[Dataset excerpts]
··········

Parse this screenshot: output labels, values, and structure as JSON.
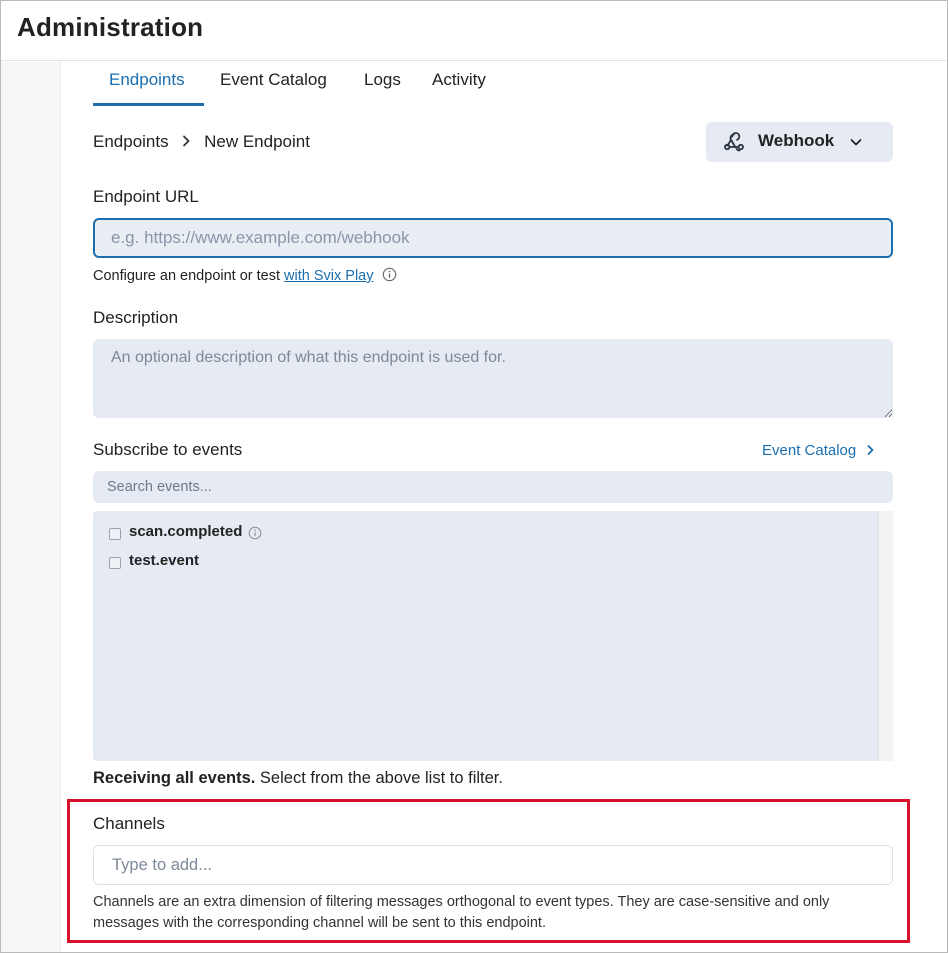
{
  "app": {
    "title": "Administration"
  },
  "tabs": [
    {
      "label": "Endpoints",
      "active": true
    },
    {
      "label": "Event Catalog",
      "active": false
    },
    {
      "label": "Logs",
      "active": false
    },
    {
      "label": "Activity",
      "active": false
    }
  ],
  "breadcrumb": {
    "parent": "Endpoints",
    "current": "New Endpoint"
  },
  "type_selector": {
    "label": "Webhook",
    "icon": "webhook-icon"
  },
  "endpoint_url": {
    "label": "Endpoint URL",
    "placeholder": "e.g. https://www.example.com/webhook",
    "value": "",
    "helper_prefix": "Configure an endpoint or test",
    "helper_link": "with Svix Play"
  },
  "description": {
    "label": "Description",
    "placeholder": "An optional description of what this endpoint is used for.",
    "value": ""
  },
  "subscribe": {
    "label": "Subscribe to events",
    "catalog_link": "Event Catalog",
    "search_placeholder": "Search events...",
    "events": [
      {
        "name": "scan.completed",
        "checked": false,
        "has_info": true
      },
      {
        "name": "test.event",
        "checked": false,
        "has_info": false
      }
    ],
    "receiving_bold": "Receiving all events.",
    "receiving_rest": "Select from the above list to filter."
  },
  "channels": {
    "label": "Channels",
    "placeholder": "Type to add...",
    "help": "Channels are an extra dimension of filtering messages orthogonal to event types. They are case-sensitive and only messages with the corresponding channel will be sent to this endpoint."
  },
  "colors": {
    "accent": "#1b6fb0",
    "field_bg": "#e6ebf3",
    "highlight": "#d8102b"
  }
}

··········

» **Your objective**
Extract the full listing above verbatim; pictures are to be left out of the copy.

» **Result for this exercise**
Parse this screenshot: output labels, values, and structure as JSON.
{
  "app": {
    "title": "Administration"
  },
  "tabs": [
    {
      "label": "Endpoints",
      "active": true
    },
    {
      "label": "Event Catalog",
      "active": false
    },
    {
      "label": "Logs",
      "active": false
    },
    {
      "label": "Activity",
      "active": false
    }
  ],
  "breadcrumb": {
    "parent": "Endpoints",
    "current": "New Endpoint"
  },
  "type_selector": {
    "label": "Webhook",
    "icon": "webhook-icon"
  },
  "endpoint_url": {
    "label": "Endpoint URL",
    "placeholder": "e.g. https://www.example.com/webhook",
    "value": "",
    "helper_prefix": "Configure an endpoint or test",
    "helper_link": "with Svix Play"
  },
  "description": {
    "label": "Description",
    "placeholder": "An optional description of what this endpoint is used for.",
    "value": ""
  },
  "subscribe": {
    "label": "Subscribe to events",
    "catalog_link": "Event Catalog",
    "search_placeholder": "Search events...",
    "events": [
      {
        "name": "scan.completed",
        "checked": false,
        "has_info": true
      },
      {
        "name": "test.event",
        "checked": false,
        "has_info": false
      }
    ],
    "receiving_bold": "Receiving all events.",
    "receiving_rest": "Select from the above list to filter."
  },
  "channels": {
    "label": "Channels",
    "placeholder": "Type to add...",
    "help": "Channels are an extra dimension of filtering messages orthogonal to event types. They are case-sensitive and only messages with the corresponding channel will be sent to this endpoint."
  },
  "colors": {
    "accent": "#1b6fb0",
    "field_bg": "#e6ebf3",
    "highlight": "#d8102b"
  }
}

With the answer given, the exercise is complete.